---------- Given information
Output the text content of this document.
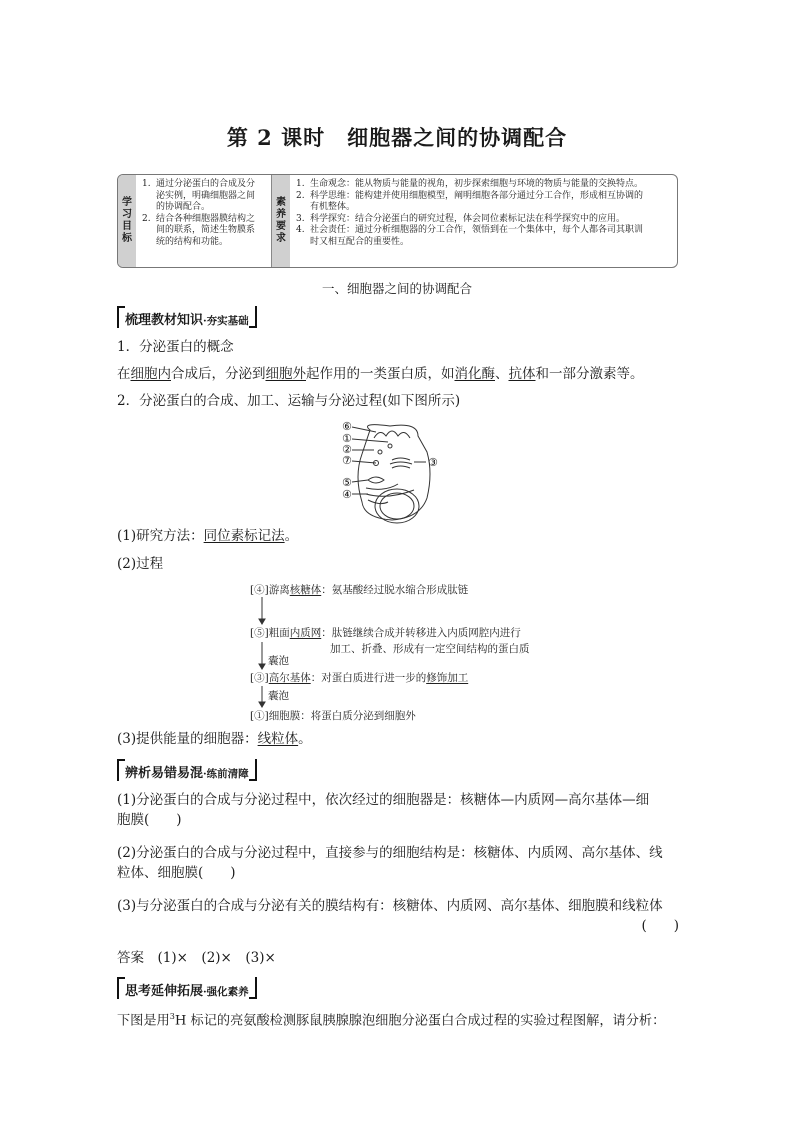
第 2 课时 细胞器之间的协调配合
学
习
目
标
1. 通过分泌蛋白的合成及分
泌实例，明确细胞器之间
的协调配合。
2. 结合各种细胞器膜结构之
间的联系，简述生物膜系
统的结构和功能。
素
养
要
求
1. 生命观念：能从物质与能量的视角，初步探索细胞与环境的物质与能量的交换特点。
2. 科学思维：能构建并使用细胞模型，阐明细胞各部分通过分工合作，形成相互协调的
有机整体。
3. 科学探究：结合分泌蛋白的研究过程，体会同位素标记法在科学探究中的应用。
4. 社会责任：通过分析细胞器的分工合作，领悟到在一个集体中，每个人都各司其职训
时又相互配合的重要性。
一、细胞器之间的协调配合
梳理教材知识·夯实基础
1．分泌蛋白的概念
在细胞内合成后，分泌到细胞外起作用的一类蛋白质，如消化酶、抗体和一部分激素等。
2．分泌蛋白的合成、加工、运输与分泌过程(如下图所示)
⑥
①
②
⑦	③
⑤
④
(1)研究方法：同位素标记法。
(2)过程
[④]游离核糖体：氨基酸经过脱水缩合形成肽链
[⑤]粗面内质网：肽链继续合成并转移进入内质网腔内进行
加工、折叠、形成有一定空间结构的蛋白质
囊泡
[③]高尔基体：对蛋白质进行进一步的修饰加工
囊泡
[①]细胞膜：将蛋白质分泌到细胞外
(3)提供能量的细胞器：线粒体。
辨析易错易混·练前清障
(1)分泌蛋白的合成与分泌过程中，依次经过的细胞器是：核糖体—内质网—高尔基体—细
胞膜(　　)
(2)分泌蛋白的合成与分泌过程中，直接参与的细胞结构是：核糖体、内质网、高尔基体、线
粒体、细胞膜(　　)
(3)与分泌蛋白的合成与分泌有关的膜结构有：核糖体、内质网、高尔基体、细胞膜和线粒体

(　　)
答案　(1)×　(2)×　(3)×
思考延伸拓展·强化素养
下图是用$^3$H 标记的亮氨酸检测豚鼠胰腺腺泡细胞分泌蛋白合成过程的实验过程图解，请分析：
--------------------
◆ Aim:
Pull out every line above that holds the word "分泌蛋白的合成与分泌过程中".

◆ Right answer:
(1)分泌蛋白的合成与分泌过程中，依次经过的细胞器是：核糖体—内质网—高尔基体—细
(2)分泌蛋白的合成与分泌过程中，直接参与的细胞结构是：核糖体、内质网、高尔基体、线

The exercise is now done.